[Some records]

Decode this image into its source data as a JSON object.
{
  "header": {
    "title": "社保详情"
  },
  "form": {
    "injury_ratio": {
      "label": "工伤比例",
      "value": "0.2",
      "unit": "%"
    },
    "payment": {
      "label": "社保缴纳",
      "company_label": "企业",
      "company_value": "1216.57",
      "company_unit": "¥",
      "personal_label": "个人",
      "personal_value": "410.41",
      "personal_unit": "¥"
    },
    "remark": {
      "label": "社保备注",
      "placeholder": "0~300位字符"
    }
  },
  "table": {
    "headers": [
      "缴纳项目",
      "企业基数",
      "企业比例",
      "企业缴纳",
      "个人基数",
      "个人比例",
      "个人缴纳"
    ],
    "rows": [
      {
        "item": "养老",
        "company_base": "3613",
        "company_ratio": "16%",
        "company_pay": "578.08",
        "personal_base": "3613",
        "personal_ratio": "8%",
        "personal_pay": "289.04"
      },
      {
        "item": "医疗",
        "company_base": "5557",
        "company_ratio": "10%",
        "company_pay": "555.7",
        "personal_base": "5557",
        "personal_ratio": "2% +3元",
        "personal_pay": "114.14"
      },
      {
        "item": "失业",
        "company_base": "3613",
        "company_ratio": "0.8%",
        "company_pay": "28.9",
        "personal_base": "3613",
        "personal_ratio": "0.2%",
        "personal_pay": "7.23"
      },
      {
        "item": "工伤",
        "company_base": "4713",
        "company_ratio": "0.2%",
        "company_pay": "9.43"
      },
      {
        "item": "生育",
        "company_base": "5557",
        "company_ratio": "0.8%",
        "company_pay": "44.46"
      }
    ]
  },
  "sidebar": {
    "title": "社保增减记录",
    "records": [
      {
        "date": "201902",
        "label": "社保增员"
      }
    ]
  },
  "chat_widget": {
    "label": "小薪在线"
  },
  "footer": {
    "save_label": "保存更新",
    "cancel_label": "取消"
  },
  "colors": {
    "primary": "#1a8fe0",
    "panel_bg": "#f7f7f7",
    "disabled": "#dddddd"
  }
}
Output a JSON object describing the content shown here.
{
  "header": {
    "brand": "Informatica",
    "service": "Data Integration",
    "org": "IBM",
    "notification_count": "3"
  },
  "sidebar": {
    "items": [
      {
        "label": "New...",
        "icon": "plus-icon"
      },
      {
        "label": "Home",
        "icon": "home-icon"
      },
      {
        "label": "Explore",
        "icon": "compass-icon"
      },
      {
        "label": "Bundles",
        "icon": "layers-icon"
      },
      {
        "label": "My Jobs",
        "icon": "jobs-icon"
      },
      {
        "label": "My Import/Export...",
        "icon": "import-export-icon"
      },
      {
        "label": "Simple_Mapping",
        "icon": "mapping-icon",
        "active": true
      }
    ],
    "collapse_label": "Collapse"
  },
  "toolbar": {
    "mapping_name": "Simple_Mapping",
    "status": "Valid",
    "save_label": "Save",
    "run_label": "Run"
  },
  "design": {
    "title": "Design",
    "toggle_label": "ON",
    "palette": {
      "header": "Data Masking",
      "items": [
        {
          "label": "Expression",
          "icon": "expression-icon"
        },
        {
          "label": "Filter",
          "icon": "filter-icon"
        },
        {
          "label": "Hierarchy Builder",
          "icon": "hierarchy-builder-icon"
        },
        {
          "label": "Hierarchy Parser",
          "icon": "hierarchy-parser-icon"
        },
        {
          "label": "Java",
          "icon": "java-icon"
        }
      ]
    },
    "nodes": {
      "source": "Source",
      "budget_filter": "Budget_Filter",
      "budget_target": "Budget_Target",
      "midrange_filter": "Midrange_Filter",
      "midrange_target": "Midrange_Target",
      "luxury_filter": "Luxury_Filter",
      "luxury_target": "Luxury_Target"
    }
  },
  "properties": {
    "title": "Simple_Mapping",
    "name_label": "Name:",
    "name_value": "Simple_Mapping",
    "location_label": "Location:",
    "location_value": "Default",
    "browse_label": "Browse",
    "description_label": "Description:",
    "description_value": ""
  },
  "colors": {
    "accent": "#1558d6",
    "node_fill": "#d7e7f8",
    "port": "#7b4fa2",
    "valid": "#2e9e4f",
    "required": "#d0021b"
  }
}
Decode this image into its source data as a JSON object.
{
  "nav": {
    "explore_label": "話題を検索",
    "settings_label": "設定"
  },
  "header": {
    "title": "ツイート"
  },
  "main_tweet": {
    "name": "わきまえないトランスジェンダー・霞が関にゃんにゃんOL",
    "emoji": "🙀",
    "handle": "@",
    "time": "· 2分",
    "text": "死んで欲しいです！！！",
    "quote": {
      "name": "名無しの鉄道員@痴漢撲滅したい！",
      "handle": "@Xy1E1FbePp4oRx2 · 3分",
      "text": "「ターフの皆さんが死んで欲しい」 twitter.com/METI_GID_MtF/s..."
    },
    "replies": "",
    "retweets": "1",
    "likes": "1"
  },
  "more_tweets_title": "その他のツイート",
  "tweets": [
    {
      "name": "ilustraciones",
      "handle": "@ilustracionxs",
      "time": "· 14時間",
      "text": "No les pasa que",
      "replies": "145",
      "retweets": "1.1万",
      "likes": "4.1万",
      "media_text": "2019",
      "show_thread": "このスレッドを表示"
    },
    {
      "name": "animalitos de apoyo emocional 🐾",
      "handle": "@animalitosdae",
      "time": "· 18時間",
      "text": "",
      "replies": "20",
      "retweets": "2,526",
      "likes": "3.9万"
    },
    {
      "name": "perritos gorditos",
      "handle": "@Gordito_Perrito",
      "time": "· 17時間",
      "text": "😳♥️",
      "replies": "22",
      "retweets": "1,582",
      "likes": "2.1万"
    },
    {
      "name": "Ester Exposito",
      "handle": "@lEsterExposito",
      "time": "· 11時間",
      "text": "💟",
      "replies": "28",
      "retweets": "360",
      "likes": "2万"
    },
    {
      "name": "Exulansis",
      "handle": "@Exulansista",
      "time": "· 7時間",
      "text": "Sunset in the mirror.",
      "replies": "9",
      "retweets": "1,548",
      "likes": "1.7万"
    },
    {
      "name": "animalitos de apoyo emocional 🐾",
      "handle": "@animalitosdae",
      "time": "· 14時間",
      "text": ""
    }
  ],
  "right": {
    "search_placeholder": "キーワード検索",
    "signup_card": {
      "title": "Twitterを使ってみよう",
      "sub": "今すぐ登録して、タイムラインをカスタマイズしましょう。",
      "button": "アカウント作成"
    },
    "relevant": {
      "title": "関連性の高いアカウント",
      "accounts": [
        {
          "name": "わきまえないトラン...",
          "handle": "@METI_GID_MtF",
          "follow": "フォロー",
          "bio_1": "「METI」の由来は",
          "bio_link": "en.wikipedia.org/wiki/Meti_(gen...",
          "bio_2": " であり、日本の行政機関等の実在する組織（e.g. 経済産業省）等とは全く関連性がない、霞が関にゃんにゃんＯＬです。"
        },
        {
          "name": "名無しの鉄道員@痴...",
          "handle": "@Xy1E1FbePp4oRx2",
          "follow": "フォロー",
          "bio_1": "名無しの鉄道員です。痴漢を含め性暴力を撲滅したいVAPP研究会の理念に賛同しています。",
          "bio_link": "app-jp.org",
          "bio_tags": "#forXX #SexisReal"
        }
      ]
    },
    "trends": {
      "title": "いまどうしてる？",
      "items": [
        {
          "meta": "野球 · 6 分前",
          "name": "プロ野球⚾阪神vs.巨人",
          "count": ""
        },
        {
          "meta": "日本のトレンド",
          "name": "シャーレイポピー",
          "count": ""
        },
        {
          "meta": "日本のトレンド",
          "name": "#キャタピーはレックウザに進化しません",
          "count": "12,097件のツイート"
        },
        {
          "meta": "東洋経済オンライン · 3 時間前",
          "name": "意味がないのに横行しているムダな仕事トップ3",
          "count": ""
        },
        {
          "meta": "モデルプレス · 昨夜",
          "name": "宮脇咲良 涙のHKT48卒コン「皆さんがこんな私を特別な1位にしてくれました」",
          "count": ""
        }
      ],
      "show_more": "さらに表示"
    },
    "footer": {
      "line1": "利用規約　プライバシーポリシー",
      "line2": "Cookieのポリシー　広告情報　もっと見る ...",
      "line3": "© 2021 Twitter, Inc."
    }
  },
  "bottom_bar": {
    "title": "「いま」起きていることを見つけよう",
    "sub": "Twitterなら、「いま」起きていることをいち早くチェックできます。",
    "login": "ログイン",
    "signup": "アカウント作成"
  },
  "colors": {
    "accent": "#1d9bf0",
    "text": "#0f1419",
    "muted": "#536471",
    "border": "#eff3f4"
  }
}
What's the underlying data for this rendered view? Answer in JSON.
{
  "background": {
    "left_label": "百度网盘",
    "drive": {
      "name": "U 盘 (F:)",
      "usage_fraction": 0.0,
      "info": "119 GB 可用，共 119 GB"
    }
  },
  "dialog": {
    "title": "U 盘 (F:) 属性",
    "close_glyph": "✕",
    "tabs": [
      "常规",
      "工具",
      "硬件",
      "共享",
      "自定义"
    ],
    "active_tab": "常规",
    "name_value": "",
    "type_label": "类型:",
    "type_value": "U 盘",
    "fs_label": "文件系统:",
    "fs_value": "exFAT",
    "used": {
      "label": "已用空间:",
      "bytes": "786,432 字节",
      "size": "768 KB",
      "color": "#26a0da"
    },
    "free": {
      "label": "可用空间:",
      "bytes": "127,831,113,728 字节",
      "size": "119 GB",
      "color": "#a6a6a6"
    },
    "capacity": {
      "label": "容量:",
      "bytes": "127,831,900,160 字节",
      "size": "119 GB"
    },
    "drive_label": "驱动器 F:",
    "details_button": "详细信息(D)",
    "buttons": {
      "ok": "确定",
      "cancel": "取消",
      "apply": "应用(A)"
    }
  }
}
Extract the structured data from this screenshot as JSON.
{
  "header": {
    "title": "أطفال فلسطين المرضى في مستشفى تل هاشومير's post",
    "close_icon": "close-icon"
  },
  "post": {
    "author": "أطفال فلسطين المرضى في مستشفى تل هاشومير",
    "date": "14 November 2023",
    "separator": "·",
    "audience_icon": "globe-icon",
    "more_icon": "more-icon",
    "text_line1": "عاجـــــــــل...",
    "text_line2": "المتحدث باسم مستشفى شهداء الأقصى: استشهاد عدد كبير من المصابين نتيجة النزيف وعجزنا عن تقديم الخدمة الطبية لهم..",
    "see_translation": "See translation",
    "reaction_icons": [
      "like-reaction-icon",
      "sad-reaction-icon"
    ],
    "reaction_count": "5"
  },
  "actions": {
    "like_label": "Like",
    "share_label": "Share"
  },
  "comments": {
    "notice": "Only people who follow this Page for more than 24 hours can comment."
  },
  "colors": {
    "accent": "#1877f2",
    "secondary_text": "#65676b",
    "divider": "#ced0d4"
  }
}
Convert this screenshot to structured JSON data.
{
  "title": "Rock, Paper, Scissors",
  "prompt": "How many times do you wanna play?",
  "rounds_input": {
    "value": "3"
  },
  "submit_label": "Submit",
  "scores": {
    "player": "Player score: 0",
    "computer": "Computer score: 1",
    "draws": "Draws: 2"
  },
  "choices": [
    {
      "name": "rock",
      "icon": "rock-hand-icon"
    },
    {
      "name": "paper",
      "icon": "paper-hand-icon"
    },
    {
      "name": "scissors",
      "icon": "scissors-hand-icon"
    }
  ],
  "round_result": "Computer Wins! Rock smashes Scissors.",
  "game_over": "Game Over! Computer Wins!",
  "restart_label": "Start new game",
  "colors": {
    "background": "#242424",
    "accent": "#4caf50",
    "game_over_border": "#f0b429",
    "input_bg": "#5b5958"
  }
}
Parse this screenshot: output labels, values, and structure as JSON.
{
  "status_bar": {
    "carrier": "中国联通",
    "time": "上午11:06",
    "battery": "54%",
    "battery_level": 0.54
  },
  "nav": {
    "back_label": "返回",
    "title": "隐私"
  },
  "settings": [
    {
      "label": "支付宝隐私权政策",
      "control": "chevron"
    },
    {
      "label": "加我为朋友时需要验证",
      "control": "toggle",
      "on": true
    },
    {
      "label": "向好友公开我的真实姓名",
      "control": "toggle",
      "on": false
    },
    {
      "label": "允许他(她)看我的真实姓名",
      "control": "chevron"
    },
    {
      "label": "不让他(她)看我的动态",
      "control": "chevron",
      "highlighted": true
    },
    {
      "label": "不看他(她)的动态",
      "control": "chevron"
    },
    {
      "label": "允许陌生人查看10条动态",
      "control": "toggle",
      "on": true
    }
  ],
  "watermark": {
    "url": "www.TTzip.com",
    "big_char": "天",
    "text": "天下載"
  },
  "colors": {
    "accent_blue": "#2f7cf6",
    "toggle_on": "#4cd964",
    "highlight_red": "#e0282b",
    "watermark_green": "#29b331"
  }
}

*Problem description:* Pick out and copy the lines of the material that include the word "هاشومير".

*Output:*
    "title": "أطفال فلسطين المرضى في مستشفى تل هاشومير's post",
    "author": "أطفال فلسطين المرضى في مستشفى تل هاشومير",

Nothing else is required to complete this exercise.